━━ RECORDS SUPPLIED

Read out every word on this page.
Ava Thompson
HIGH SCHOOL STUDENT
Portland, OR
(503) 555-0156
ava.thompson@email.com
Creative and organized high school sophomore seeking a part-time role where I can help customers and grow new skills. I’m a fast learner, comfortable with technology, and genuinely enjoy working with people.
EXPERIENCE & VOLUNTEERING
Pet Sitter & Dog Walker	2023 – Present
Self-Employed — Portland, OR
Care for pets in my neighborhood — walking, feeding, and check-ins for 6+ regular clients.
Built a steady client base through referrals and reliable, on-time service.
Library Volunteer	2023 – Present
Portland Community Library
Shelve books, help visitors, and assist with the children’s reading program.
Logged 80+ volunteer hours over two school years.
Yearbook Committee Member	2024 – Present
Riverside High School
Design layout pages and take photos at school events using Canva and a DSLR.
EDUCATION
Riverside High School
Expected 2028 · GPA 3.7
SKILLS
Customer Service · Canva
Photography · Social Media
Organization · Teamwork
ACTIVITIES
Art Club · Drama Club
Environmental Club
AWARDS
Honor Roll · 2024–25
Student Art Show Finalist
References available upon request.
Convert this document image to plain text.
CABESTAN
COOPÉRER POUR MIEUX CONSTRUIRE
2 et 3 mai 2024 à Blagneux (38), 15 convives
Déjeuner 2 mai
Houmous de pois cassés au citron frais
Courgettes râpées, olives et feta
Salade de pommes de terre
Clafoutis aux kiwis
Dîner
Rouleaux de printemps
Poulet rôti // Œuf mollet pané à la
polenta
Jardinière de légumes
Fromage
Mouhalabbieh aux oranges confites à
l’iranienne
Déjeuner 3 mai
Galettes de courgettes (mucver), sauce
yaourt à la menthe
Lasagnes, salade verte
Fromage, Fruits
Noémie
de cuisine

━━━━

WHAT YOU SHOULD DO -
Please give back all of the records exactly as written.

SOLUTION -
Read out every word on this page.
Ava Thompson
HIGH SCHOOL STUDENT
Portland, OR
(503) 555-0156
ava.thompson@email.com
Creative and organized high school sophomore seeking a part-time role where I can help customers and grow new skills. I’m a fast learner, comfortable with technology, and genuinely enjoy working with people.
EXPERIENCE & VOLUNTEERING
Pet Sitter & Dog Walker	2023 – Present
Self-Employed — Portland, OR
Care for pets in my neighborhood — walking, feeding, and check-ins for 6+ regular clients.
Built a steady client base through referrals and reliable, on-time service.
Library Volunteer	2023 – Present
Portland Community Library
Shelve books, help visitors, and assist with the children’s reading program.
Logged 80+ volunteer hours over two school years.
Yearbook Committee Member	2024 – Present
Riverside High School
Design layout pages and take photos at school events using Canva and a DSLR.
EDUCATION
Riverside High School
Expected 2028 · GPA 3.7
SKILLS
Customer Service · Canva
Photography · Social Media
Organization · Teamwork
ACTIVITIES
Art Club · Drama Club
Environmental Club
AWARDS
Honor Roll · 2024–25
Student Art Show Finalist
References available upon request.
Convert this document image to plain text.
CABESTAN
COOPÉRER POUR MIEUX CONSTRUIRE
2 et 3 mai 2024 à Blagneux (38), 15 convives
Déjeuner 2 mai
Houmous de pois cassés au citron frais
Courgettes râpées, olives et feta
Salade de pommes de terre
Clafoutis aux kiwis
Dîner
Rouleaux de printemps
Poulet rôti // Œuf mollet pané à la
polenta
Jardinière de légumes
Fromage
Mouhalabbieh aux oranges confites à
l’iranienne
Déjeuner 3 mai
Galettes de courgettes (mucver), sauce
yaourt à la menthe
Lasagnes, salade verte
Fromage, Fruits
Noémie
de cuisine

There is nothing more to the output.